→ The problem
Pull every "name" line out of the data below.

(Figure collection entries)
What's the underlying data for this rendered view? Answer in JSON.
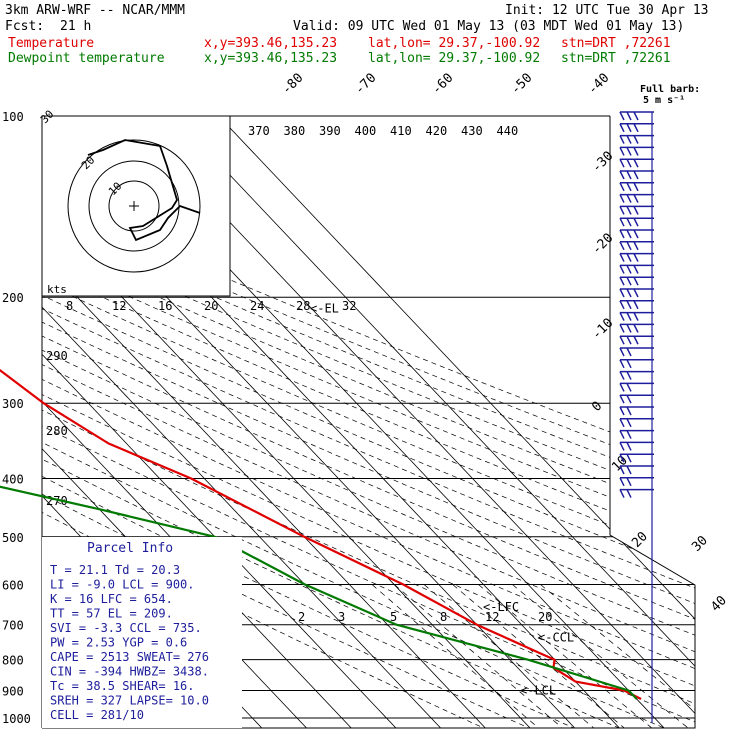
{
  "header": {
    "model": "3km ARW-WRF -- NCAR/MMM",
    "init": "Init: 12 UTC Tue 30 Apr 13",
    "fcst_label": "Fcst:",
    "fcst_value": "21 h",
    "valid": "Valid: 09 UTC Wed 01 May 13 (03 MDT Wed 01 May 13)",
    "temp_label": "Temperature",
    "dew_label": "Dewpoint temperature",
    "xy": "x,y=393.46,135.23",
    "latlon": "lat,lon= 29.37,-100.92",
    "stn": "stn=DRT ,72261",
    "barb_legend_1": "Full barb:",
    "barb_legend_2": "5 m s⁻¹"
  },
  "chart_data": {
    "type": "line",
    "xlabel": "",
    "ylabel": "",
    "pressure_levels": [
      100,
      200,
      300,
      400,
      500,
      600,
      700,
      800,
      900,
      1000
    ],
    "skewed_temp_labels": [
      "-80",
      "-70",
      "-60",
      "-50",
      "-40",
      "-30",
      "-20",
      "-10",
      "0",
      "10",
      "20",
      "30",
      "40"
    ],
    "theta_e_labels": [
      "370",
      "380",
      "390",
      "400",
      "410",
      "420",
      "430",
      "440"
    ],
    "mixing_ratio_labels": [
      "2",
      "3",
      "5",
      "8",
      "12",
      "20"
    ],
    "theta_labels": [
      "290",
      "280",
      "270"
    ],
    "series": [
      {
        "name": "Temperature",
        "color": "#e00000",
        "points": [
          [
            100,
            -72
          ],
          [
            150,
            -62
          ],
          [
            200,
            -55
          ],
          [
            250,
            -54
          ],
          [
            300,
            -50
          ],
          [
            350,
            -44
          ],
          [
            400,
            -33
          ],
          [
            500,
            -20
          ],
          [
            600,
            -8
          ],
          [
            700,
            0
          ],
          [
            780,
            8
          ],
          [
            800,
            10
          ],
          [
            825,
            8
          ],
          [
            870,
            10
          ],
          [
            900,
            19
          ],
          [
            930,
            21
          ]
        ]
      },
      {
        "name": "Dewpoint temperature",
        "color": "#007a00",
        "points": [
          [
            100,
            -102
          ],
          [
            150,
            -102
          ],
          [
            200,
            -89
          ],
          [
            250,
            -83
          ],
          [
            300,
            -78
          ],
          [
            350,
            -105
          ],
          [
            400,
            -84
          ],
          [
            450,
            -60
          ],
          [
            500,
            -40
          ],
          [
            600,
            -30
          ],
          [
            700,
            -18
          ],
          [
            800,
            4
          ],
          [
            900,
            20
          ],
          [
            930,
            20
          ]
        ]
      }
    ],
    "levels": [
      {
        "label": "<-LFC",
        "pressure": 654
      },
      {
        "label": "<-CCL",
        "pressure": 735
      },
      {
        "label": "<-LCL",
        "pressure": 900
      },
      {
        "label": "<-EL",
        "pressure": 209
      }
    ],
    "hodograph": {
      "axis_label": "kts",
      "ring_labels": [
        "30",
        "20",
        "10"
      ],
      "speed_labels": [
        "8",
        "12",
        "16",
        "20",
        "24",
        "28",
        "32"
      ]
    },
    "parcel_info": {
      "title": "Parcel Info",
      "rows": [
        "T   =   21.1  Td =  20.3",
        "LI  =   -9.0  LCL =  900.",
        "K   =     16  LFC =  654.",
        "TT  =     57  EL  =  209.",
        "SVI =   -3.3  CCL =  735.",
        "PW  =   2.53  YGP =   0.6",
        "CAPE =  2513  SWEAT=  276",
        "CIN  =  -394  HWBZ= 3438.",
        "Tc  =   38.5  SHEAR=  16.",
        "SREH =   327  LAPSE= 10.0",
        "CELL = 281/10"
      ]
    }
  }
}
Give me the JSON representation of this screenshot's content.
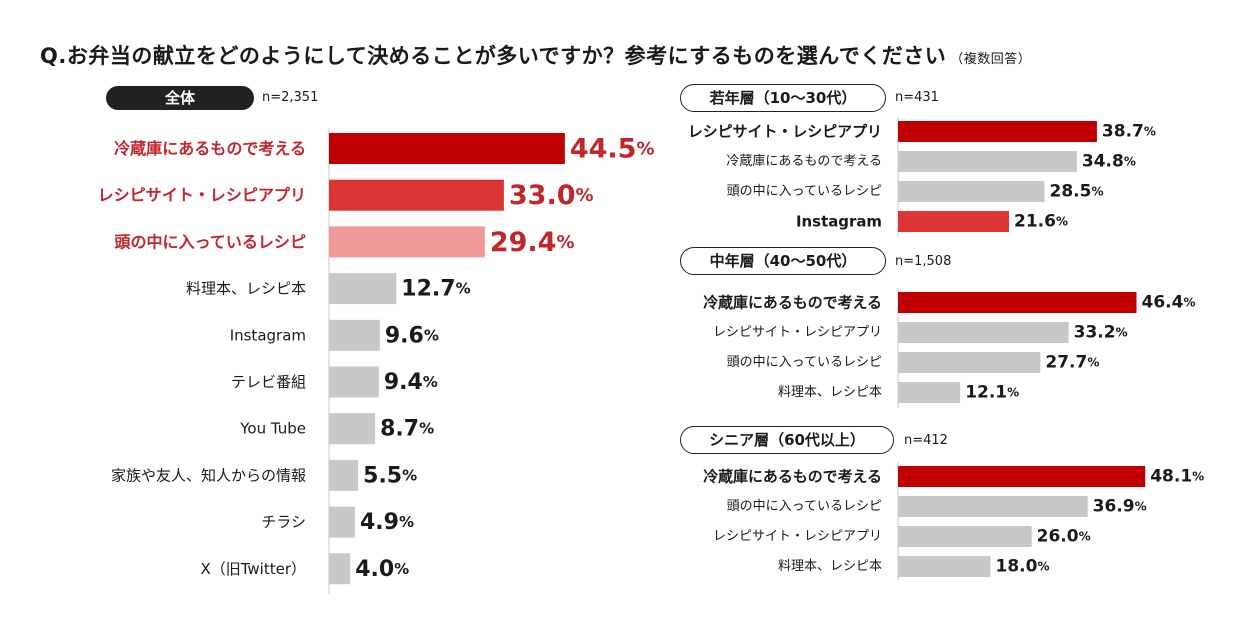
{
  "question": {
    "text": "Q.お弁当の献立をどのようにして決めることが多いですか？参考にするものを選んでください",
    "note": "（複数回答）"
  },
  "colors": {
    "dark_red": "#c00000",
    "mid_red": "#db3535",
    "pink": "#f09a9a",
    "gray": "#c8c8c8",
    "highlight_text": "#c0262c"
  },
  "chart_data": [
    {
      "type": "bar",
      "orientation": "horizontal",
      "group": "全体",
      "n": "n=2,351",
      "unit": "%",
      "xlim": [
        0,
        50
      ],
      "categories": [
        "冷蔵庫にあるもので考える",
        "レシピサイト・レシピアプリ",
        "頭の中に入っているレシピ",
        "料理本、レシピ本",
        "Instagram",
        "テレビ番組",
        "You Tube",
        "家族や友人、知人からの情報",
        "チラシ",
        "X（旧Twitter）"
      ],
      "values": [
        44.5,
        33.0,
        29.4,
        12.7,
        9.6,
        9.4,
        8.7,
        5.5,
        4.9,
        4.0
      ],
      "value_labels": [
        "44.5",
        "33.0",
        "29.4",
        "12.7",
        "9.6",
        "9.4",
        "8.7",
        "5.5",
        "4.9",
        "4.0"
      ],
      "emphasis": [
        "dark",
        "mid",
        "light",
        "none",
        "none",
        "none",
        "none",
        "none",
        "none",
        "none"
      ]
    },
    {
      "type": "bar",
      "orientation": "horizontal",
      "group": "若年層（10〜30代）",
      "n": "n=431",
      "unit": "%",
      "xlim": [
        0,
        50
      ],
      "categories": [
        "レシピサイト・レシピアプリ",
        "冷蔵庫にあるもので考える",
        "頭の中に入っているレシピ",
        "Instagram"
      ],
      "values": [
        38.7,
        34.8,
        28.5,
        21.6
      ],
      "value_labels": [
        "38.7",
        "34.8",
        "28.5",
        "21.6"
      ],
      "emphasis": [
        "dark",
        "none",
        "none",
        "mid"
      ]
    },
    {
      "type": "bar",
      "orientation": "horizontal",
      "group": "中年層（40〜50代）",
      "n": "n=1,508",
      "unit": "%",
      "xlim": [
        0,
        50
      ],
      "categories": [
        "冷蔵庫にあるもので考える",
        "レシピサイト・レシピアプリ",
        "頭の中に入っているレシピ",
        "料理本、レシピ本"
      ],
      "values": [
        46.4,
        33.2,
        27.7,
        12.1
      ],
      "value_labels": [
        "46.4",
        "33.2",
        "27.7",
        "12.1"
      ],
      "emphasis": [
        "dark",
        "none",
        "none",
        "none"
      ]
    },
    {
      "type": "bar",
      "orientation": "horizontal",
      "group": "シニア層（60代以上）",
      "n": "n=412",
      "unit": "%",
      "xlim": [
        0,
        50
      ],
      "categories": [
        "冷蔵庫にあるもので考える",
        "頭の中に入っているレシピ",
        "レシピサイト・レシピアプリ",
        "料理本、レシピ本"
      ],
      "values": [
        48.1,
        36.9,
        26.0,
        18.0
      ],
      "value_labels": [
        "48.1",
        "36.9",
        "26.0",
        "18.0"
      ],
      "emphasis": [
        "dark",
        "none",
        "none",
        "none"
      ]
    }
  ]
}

→ Complete response
        "name": "Temperature",
        "name": "Dewpoint temperature",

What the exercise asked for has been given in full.